====== Provided data
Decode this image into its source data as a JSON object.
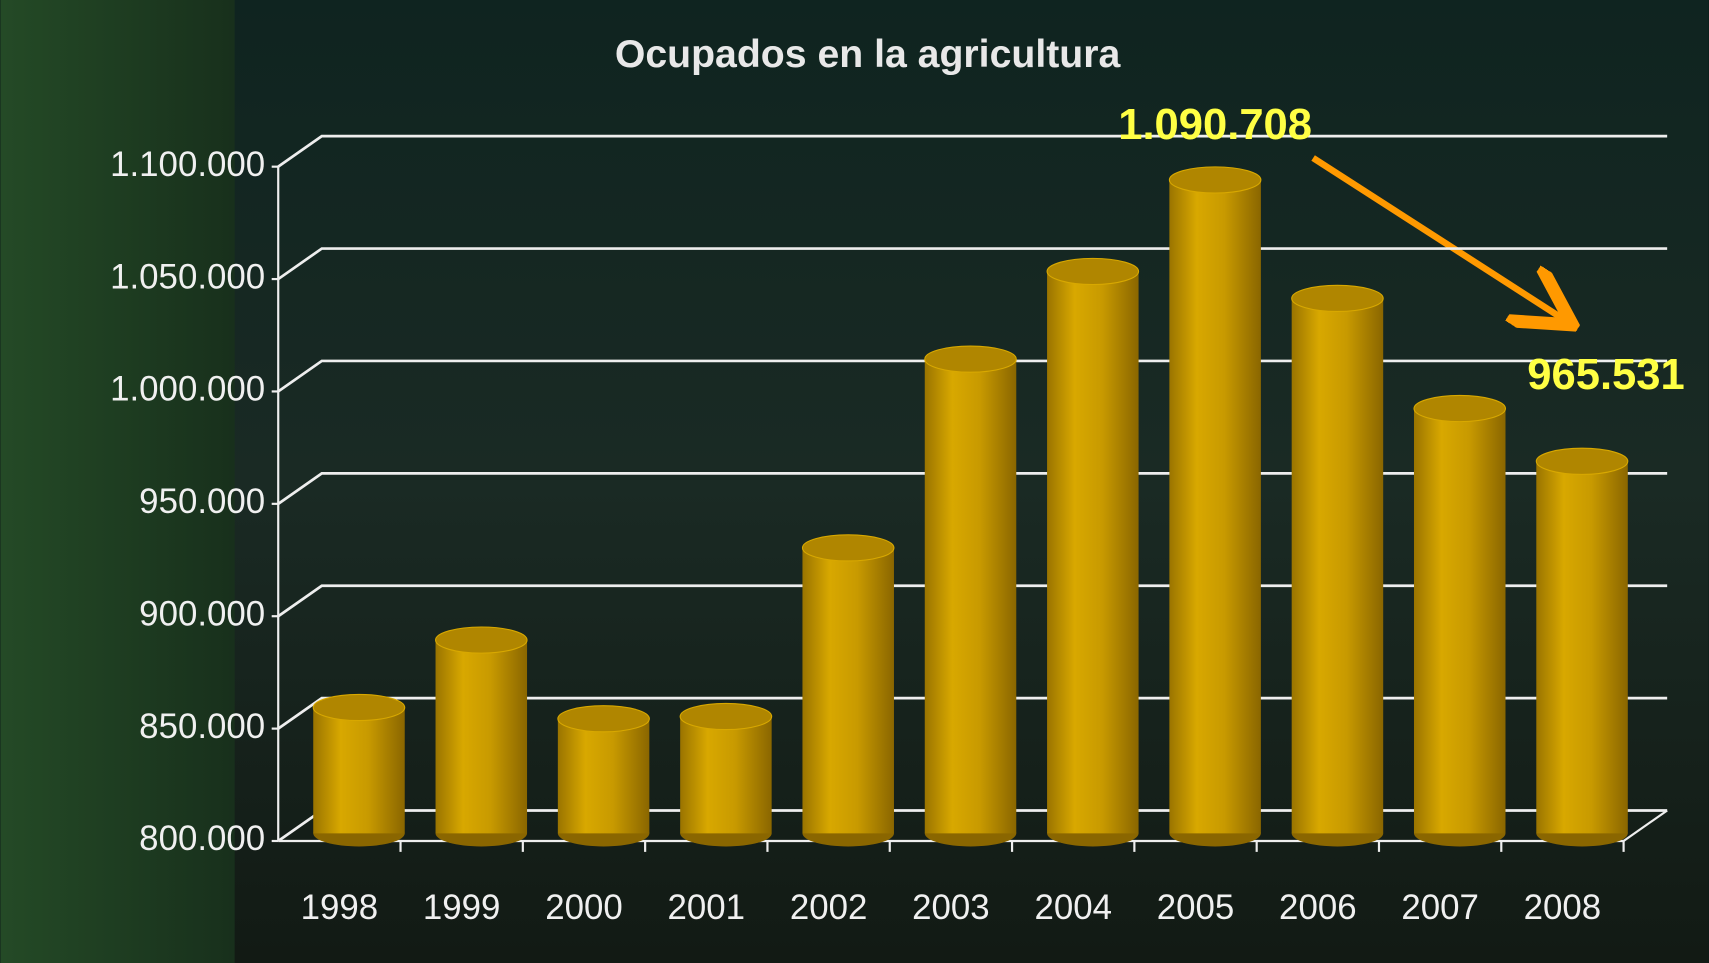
{
  "chart_data": {
    "type": "bar",
    "title": "Ocupados en la agricultura",
    "categories": [
      "1998",
      "1999",
      "2000",
      "2001",
      "2002",
      "2003",
      "2004",
      "2005",
      "2006",
      "2007",
      "2008"
    ],
    "values": [
      856000,
      886000,
      851000,
      852000,
      927000,
      1011000,
      1050000,
      1090708,
      1038000,
      989000,
      965531
    ],
    "value_labels": [
      null,
      null,
      null,
      null,
      null,
      null,
      null,
      "1.090.708",
      null,
      null,
      "965.531"
    ],
    "color": "#c89a00",
    "ylim": [
      800000,
      1100000
    ],
    "yticks": [
      {
        "value": 800000,
        "label": "800.000"
      },
      {
        "value": 850000,
        "label": "850.000"
      },
      {
        "value": 900000,
        "label": "900.000"
      },
      {
        "value": 950000,
        "label": "950.000"
      },
      {
        "value": 1000000,
        "label": "1.000.000"
      },
      {
        "value": 1050000,
        "label": "1.050.000"
      },
      {
        "value": 1100000,
        "label": "1.100.000"
      }
    ],
    "grid": true
  }
}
============
*What you should do*: Exactly reproduce the entries above, minus the pictures.

*Answer to the exercise*:
Decode this image into its source data as a JSON object.
{
  "chart_data": {
    "type": "bar",
    "title": "Ocupados en la agricultura",
    "categories": [
      "1998",
      "1999",
      "2000",
      "2001",
      "2002",
      "2003",
      "2004",
      "2005",
      "2006",
      "2007",
      "2008"
    ],
    "values": [
      856000,
      886000,
      851000,
      852000,
      927000,
      1011000,
      1050000,
      1090708,
      1038000,
      989000,
      965531
    ],
    "value_labels": [
      null,
      null,
      null,
      null,
      null,
      null,
      null,
      "1.090.708",
      null,
      null,
      "965.531"
    ],
    "color": "#c89a00",
    "ylim": [
      800000,
      1100000
    ],
    "yticks": [
      {
        "value": 800000,
        "label": "800.000"
      },
      {
        "value": 850000,
        "label": "850.000"
      },
      {
        "value": 900000,
        "label": "900.000"
      },
      {
        "value": 950000,
        "label": "950.000"
      },
      {
        "value": 1000000,
        "label": "1.000.000"
      },
      {
        "value": 1050000,
        "label": "1.050.000"
      },
      {
        "value": 1100000,
        "label": "1.100.000"
      }
    ],
    "grid": true
  }
}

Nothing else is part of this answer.